» Some entries:
* * *
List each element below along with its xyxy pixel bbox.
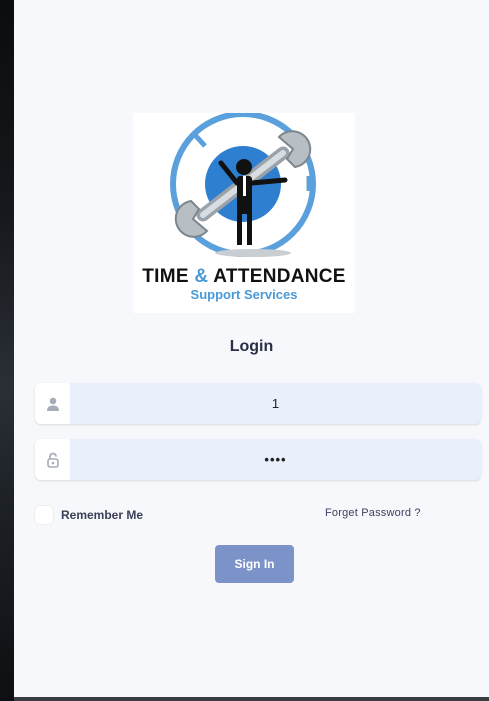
forget-password-link[interactable]: Forget Password ? <box>325 507 421 519</box>
username-input[interactable] <box>70 383 481 424</box>
remember-me-label[interactable]: Remember Me <box>61 508 143 522</box>
remember-me-checkbox[interactable] <box>35 506 53 524</box>
password-icon-box <box>35 439 70 480</box>
logo-title: TIME & ATTENDANCE <box>142 266 346 287</box>
password-field[interactable] <box>35 439 481 480</box>
lock-icon <box>46 452 59 468</box>
password-input[interactable] <box>70 439 481 480</box>
sign-in-button[interactable]: Sign In <box>215 545 294 583</box>
logo-ampersand: & <box>194 266 209 287</box>
logo-subtitle: Support Services <box>190 287 298 302</box>
username-field[interactable] <box>35 383 481 424</box>
user-icon <box>46 397 59 411</box>
company-logo: TIME & ATTENDANCE Support Services <box>133 113 355 313</box>
bottom-edge <box>14 697 489 701</box>
page-title: Login <box>229 338 274 355</box>
background-image-strip <box>0 0 14 701</box>
remember-me[interactable]: Remember Me <box>35 506 143 524</box>
username-icon-box <box>35 383 70 424</box>
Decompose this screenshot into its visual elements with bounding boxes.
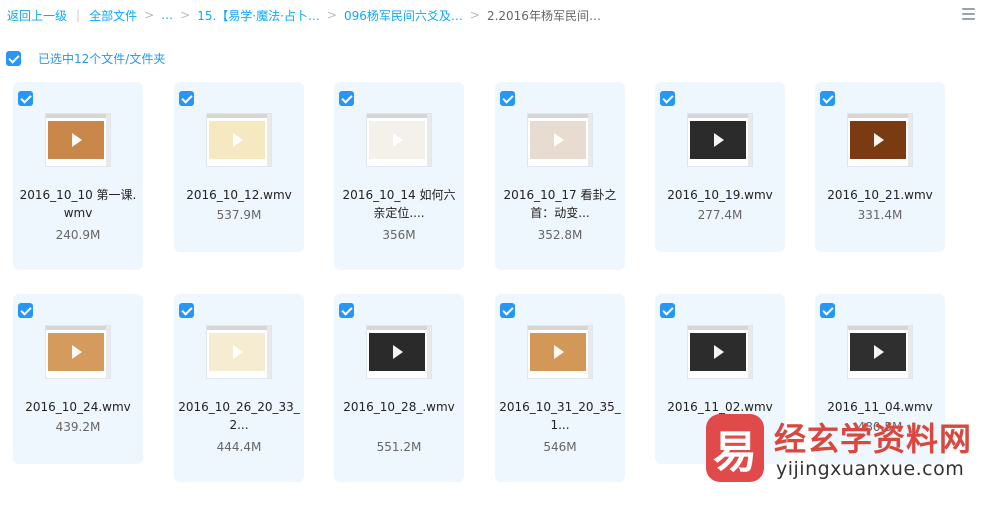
* * *
» What you need to do:
Extract every line from the entries above that contains the string "input", matching case exactly.

» Result for this exercise:
username-input[interactable] <box>70 383 481 424</box>
password-input[interactable] <box>70 439 481 480</box>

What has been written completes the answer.